• **SELECTED EXTRACT**:
The question does not ask for the solution of the system of equations but rather how many solutions exist. There are only 3 possibilities. I will list them for you.

1. No solution

2. One solution

3. Infinitely many solutions

Currently, both equations are written in the form of $$Ax+By=C$$. However, in a system, the system looks like the following:

$$A_1x+B_1y=C_1$$

{$$A_2x+B_2y=C_2$$

Now, let's compare the ratios of the system

{$$2x+3y=20$$

{$$6x-y=20$$

When I say compare the ratio, I mean that you want to look at the relationship of $$\frac{A_1}{A_2}$$ and $$\frac{B_1}{B_2}$$ and $$\frac{C_1}{C_2}$$.

Let's look at them:

$$\frac{A_1}{A_2}=\frac{2}{6}=\frac{1}{3}$$

$$\frac{B_1}{B_2}=\frac{3}{-1}=-3$$

$$\frac{C_1}{C_2}=\frac{20}{20}=1$$

Since $$\frac{A_1}{A_2}\neq\frac{B_1}{B_2}\neq\frac{C_1}{C_2}$$, there is only one solution.

• **MATERIAL PROVIDED**:

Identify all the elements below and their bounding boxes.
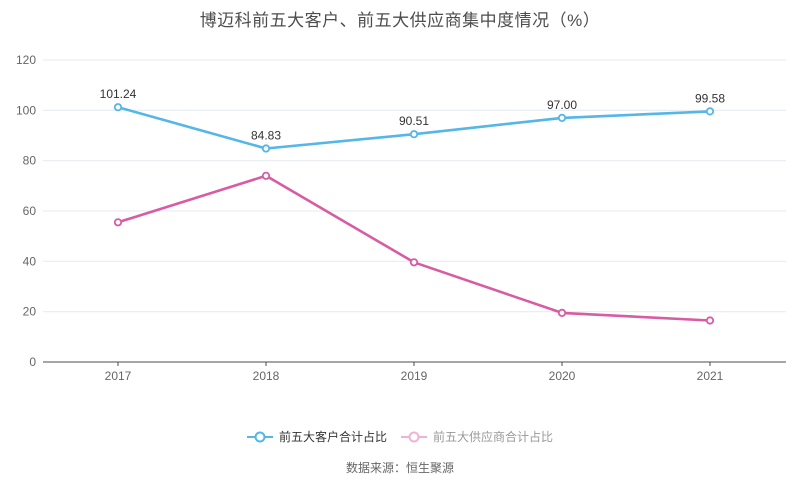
- data-source-note: 数据来源：恒生聚源: [345, 461, 454, 475]
- x-tick-label: 2020: [549, 369, 576, 383]
- legend-label-customers: 前五大客户合计占比: [278, 430, 387, 444]
- legend-circle: [408, 431, 420, 443]
- y-tick-label: 120: [16, 53, 36, 67]
- data-point: [557, 113, 567, 123]
- chart-legend: 前五大客户合计占比 前五大供应商合计占比: [0, 427, 800, 447]
- y-tick-label: 60: [23, 204, 37, 218]
- data-point: [557, 308, 567, 317]
- chart-title: 博迈科前五大客户、前五大供应商集中度情况（%）: [199, 11, 601, 30]
- x-tick-label: 2017: [105, 369, 132, 383]
- y-tick-label: 0: [29, 355, 36, 369]
- data-label: 101.24: [100, 87, 137, 101]
- series-line-1: [116, 174, 712, 322]
- data-label: 99.58: [695, 91, 725, 105]
- chart-canvas: 0 20 40 60 80 100 120 2017 2018 2019 2020 2021 101.2…: [16, 53, 786, 383]
- data-point: [705, 107, 715, 116]
- y-tick-label: 20: [23, 305, 37, 319]
- legend-marker-customers-icon: [246, 431, 273, 443]
- y-tick-label: 80: [23, 154, 37, 168]
- data-label: 84.83: [251, 129, 281, 143]
- legend-marker-suppliers-icon: [401, 431, 427, 443]
- legend-label-suppliers: 前五大供应商合计占比: [433, 430, 554, 444]
- data-label: 90.51: [399, 114, 429, 128]
- x-tick-label: 2018: [253, 369, 280, 383]
- data-point: [261, 144, 271, 153]
- data-point: [705, 316, 715, 325]
- data-point: [409, 130, 419, 139]
- data-point: [409, 258, 419, 267]
- data-point: [113, 103, 123, 112]
- data-point: [113, 218, 123, 227]
- data-label: 97.00: [547, 98, 577, 112]
- data-point: [261, 171, 271, 180]
- x-tick-label: 2019: [401, 369, 428, 383]
- y-tick-label: 40: [23, 254, 37, 268]
- x-tick-label: 2021: [697, 369, 724, 383]
- legend-item-customers[interactable]: 前五大客户合计占比: [246, 427, 387, 447]
- legend-item-suppliers[interactable]: 前五大供应商合计占比: [401, 427, 553, 447]
- y-tick-label: 100: [16, 103, 36, 117]
- legend-circle: [254, 431, 266, 443]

• **SET OF TASKS**:
1. List every possibility for the number of solutions that the explanation about the system of equations gives.
2. In the explanation about the system of equations, what value does the ratio of C₁ to C₂ come to?
Work only from the text about the system of equations, not from the items.

• **EXPECTED OUTPUTS**:
1. No solution, one solution, and infinitely many solutions.

2. It comes to 1, since 20/20 = 1.